What you will do:
Give back the full listing, character for character, with no pictures.

Stored rows:
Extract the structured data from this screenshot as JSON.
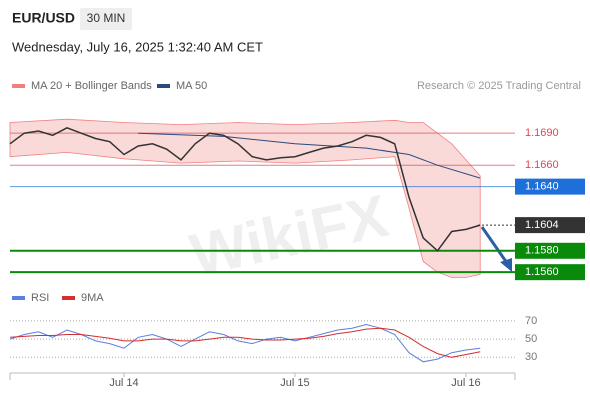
{
  "header": {
    "symbol": "EUR/USD",
    "timeframe": "30 MIN",
    "date": "Wednesday, July 16, 2025 1:32:40 AM CET"
  },
  "credit": "Research © 2025 Trading Central",
  "watermark": "WikiFX",
  "chart_data": [
    {
      "type": "line",
      "x": [
        0,
        1,
        2,
        3,
        4,
        5,
        6,
        7,
        8,
        9,
        10,
        11,
        12,
        13,
        14,
        15,
        16,
        17,
        18,
        19,
        20,
        21,
        22,
        23,
        24,
        25,
        26,
        27,
        28,
        29,
        30,
        31,
        32,
        33
      ],
      "values": [
        1.168,
        1.169,
        1.1692,
        1.1688,
        1.1695,
        1.169,
        1.1685,
        1.1682,
        1.167,
        1.1678,
        1.168,
        1.1675,
        1.1665,
        1.168,
        1.169,
        1.1688,
        1.168,
        1.1668,
        1.1665,
        1.1667,
        1.1668,
        1.1672,
        1.1676,
        1.1678,
        1.1682,
        1.1688,
        1.1686,
        1.168,
        1.163,
        1.1592,
        1.158,
        1.1598,
        1.16,
        1.1604
      ],
      "color": "#333333",
      "ma": {
        "name": "MA 50",
        "color": "#2b4a7e",
        "x": [
          9,
          15,
          20,
          25,
          28,
          30,
          33
        ],
        "values": [
          1.169,
          1.1687,
          1.168,
          1.1676,
          1.167,
          1.166,
          1.1648
        ]
      },
      "bands": {
        "name": "MA 20 + Bollinger Bands",
        "color": "#f08080",
        "x": [
          0,
          4,
          8,
          12,
          16,
          20,
          24,
          27,
          28,
          29,
          30,
          31,
          32,
          33
        ],
        "upper": [
          1.17,
          1.1703,
          1.17,
          1.1698,
          1.17,
          1.1698,
          1.17,
          1.1702,
          1.17,
          1.17,
          1.169,
          1.168,
          1.1665,
          1.165
        ],
        "lower": [
          1.1668,
          1.1672,
          1.1666,
          1.1662,
          1.1664,
          1.1662,
          1.1665,
          1.1668,
          1.162,
          1.157,
          1.156,
          1.1555,
          1.1555,
          1.1558
        ]
      },
      "levels": [
        {
          "value": 1.169,
          "label": "1.1690",
          "color": "#e0474c",
          "box": false
        },
        {
          "value": 1.166,
          "label": "1.1660",
          "color": "#e0474c",
          "box": false
        },
        {
          "value": 1.164,
          "label": "1.1640",
          "color": "#1e6fd9",
          "box": true
        },
        {
          "value": 1.1604,
          "label": "1.1604",
          "color": "#333333",
          "box": true
        },
        {
          "value": 1.158,
          "label": "1.1580",
          "color": "#0a8a0a",
          "box": true
        },
        {
          "value": 1.156,
          "label": "1.1560",
          "color": "#0a8a0a",
          "box": true
        }
      ],
      "ylim": [
        1.1548,
        1.1721
      ],
      "xlim": [
        0,
        35.44
      ]
    },
    {
      "type": "line",
      "x": [
        0,
        1,
        2,
        3,
        4,
        5,
        6,
        7,
        8,
        9,
        10,
        11,
        12,
        13,
        14,
        15,
        16,
        17,
        18,
        19,
        20,
        21,
        22,
        23,
        24,
        25,
        26,
        27,
        28,
        29,
        30,
        31,
        32,
        33
      ],
      "series": [
        {
          "name": "RSI",
          "color": "#5b7fde",
          "values": [
            50,
            55,
            58,
            52,
            60,
            55,
            48,
            45,
            40,
            52,
            55,
            50,
            42,
            50,
            58,
            55,
            48,
            45,
            50,
            52,
            48,
            52,
            56,
            60,
            62,
            66,
            62,
            55,
            35,
            25,
            28,
            35,
            38,
            40
          ]
        },
        {
          "name": "9MA",
          "color": "#d32f2f",
          "values": [
            52,
            53,
            54,
            54,
            55,
            55,
            53,
            51,
            48,
            48,
            50,
            50,
            48,
            48,
            50,
            52,
            52,
            50,
            49,
            49,
            50,
            51,
            53,
            56,
            58,
            61,
            62,
            60,
            52,
            42,
            34,
            30,
            33,
            36
          ]
        }
      ],
      "ylim": [
        16,
        93
      ],
      "yticks": [
        30,
        50,
        70
      ],
      "xlim": [
        0,
        35.44
      ],
      "xticks": [
        {
          "value": 8,
          "label": "Jul 14"
        },
        {
          "value": 20,
          "label": "Jul 15"
        },
        {
          "value": 32,
          "label": "Jul 16"
        }
      ]
    }
  ]
}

Result for this task:
Extract the structured data from this screenshot as JSON.
{
  "header": {
    "symbol": "EUR/USD",
    "timeframe": "30 MIN",
    "date": "Wednesday, July 16, 2025 1:32:40 AM CET"
  },
  "credit": "Research © 2025 Trading Central",
  "watermark": "WikiFX",
  "chart_data": [
    {
      "type": "line",
      "x": [
        0,
        1,
        2,
        3,
        4,
        5,
        6,
        7,
        8,
        9,
        10,
        11,
        12,
        13,
        14,
        15,
        16,
        17,
        18,
        19,
        20,
        21,
        22,
        23,
        24,
        25,
        26,
        27,
        28,
        29,
        30,
        31,
        32,
        33
      ],
      "values": [
        1.168,
        1.169,
        1.1692,
        1.1688,
        1.1695,
        1.169,
        1.1685,
        1.1682,
        1.167,
        1.1678,
        1.168,
        1.1675,
        1.1665,
        1.168,
        1.169,
        1.1688,
        1.168,
        1.1668,
        1.1665,
        1.1667,
        1.1668,
        1.1672,
        1.1676,
        1.1678,
        1.1682,
        1.1688,
        1.1686,
        1.168,
        1.163,
        1.1592,
        1.158,
        1.1598,
        1.16,
        1.1604
      ],
      "color": "#333333",
      "ma": {
        "name": "MA 50",
        "color": "#2b4a7e",
        "x": [
          9,
          15,
          20,
          25,
          28,
          30,
          33
        ],
        "values": [
          1.169,
          1.1687,
          1.168,
          1.1676,
          1.167,
          1.166,
          1.1648
        ]
      },
      "bands": {
        "name": "MA 20 + Bollinger Bands",
        "color": "#f08080",
        "x": [
          0,
          4,
          8,
          12,
          16,
          20,
          24,
          27,
          28,
          29,
          30,
          31,
          32,
          33
        ],
        "upper": [
          1.17,
          1.1703,
          1.17,
          1.1698,
          1.17,
          1.1698,
          1.17,
          1.1702,
          1.17,
          1.17,
          1.169,
          1.168,
          1.1665,
          1.165
        ],
        "lower": [
          1.1668,
          1.1672,
          1.1666,
          1.1662,
          1.1664,
          1.1662,
          1.1665,
          1.1668,
          1.162,
          1.157,
          1.156,
          1.1555,
          1.1555,
          1.1558
        ]
      },
      "levels": [
        {
          "value": 1.169,
          "label": "1.1690",
          "color": "#e0474c",
          "box": false
        },
        {
          "value": 1.166,
          "label": "1.1660",
          "color": "#e0474c",
          "box": false
        },
        {
          "value": 1.164,
          "label": "1.1640",
          "color": "#1e6fd9",
          "box": true
        },
        {
          "value": 1.1604,
          "label": "1.1604",
          "color": "#333333",
          "box": true
        },
        {
          "value": 1.158,
          "label": "1.1580",
          "color": "#0a8a0a",
          "box": true
        },
        {
          "value": 1.156,
          "label": "1.1560",
          "color": "#0a8a0a",
          "box": true
        }
      ],
      "ylim": [
        1.1548,
        1.1721
      ],
      "xlim": [
        0,
        35.44
      ]
    },
    {
      "type": "line",
      "x": [
        0,
        1,
        2,
        3,
        4,
        5,
        6,
        7,
        8,
        9,
        10,
        11,
        12,
        13,
        14,
        15,
        16,
        17,
        18,
        19,
        20,
        21,
        22,
        23,
        24,
        25,
        26,
        27,
        28,
        29,
        30,
        31,
        32,
        33
      ],
      "series": [
        {
          "name": "RSI",
          "color": "#5b7fde",
          "values": [
            50,
            55,
            58,
            52,
            60,
            55,
            48,
            45,
            40,
            52,
            55,
            50,
            42,
            50,
            58,
            55,
            48,
            45,
            50,
            52,
            48,
            52,
            56,
            60,
            62,
            66,
            62,
            55,
            35,
            25,
            28,
            35,
            38,
            40
          ]
        },
        {
          "name": "9MA",
          "color": "#d32f2f",
          "values": [
            52,
            53,
            54,
            54,
            55,
            55,
            53,
            51,
            48,
            48,
            50,
            50,
            48,
            48,
            50,
            52,
            52,
            50,
            49,
            49,
            50,
            51,
            53,
            56,
            58,
            61,
            62,
            60,
            52,
            42,
            34,
            30,
            33,
            36
          ]
        }
      ],
      "ylim": [
        16,
        93
      ],
      "yticks": [
        30,
        50,
        70
      ],
      "xlim": [
        0,
        35.44
      ],
      "xticks": [
        {
          "value": 8,
          "label": "Jul 14"
        },
        {
          "value": 20,
          "label": "Jul 15"
        },
        {
          "value": 32,
          "label": "Jul 16"
        }
      ]
    }
  ]
}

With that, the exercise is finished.